**Set problem**
Go through the listing and copy every line word for word.

**Given entries**

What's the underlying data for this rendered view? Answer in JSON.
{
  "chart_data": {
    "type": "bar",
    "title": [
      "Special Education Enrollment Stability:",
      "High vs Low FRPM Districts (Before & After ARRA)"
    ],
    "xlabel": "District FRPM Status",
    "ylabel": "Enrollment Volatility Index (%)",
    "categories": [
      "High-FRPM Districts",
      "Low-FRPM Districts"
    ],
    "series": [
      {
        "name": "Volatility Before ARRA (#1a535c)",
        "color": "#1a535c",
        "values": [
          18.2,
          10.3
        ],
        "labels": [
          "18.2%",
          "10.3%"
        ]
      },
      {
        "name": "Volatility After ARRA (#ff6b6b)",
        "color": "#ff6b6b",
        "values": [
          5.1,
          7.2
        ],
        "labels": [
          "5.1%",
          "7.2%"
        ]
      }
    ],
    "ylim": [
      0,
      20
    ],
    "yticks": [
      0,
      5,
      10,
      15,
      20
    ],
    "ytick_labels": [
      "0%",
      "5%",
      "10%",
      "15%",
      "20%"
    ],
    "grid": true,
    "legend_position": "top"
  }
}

**Answer to the task**
What's the underlying data for this rendered view? Answer in JSON.
{
  "chart_data": {
    "type": "bar",
    "title": [
      "Special Education Enrollment Stability:",
      "High vs Low FRPM Districts (Before & After ARRA)"
    ],
    "xlabel": "District FRPM Status",
    "ylabel": "Enrollment Volatility Index (%)",
    "categories": [
      "High-FRPM Districts",
      "Low-FRPM Districts"
    ],
    "series": [
      {
        "name": "Volatility Before ARRA (#1a535c)",
        "color": "#1a535c",
        "values": [
          18.2,
          10.3
        ],
        "labels": [
          "18.2%",
          "10.3%"
        ]
      },
      {
        "name": "Volatility After ARRA (#ff6b6b)",
        "color": "#ff6b6b",
        "values": [
          5.1,
          7.2
        ],
        "labels": [
          "5.1%",
          "7.2%"
        ]
      }
    ],
    "ylim": [
      0,
      20
    ],
    "yticks": [
      0,
      5,
      10,
      15,
      20
    ],
    "ytick_labels": [
      "0%",
      "5%",
      "10%",
      "15%",
      "20%"
    ],
    "grid": true,
    "legend_position": "top"
  }
}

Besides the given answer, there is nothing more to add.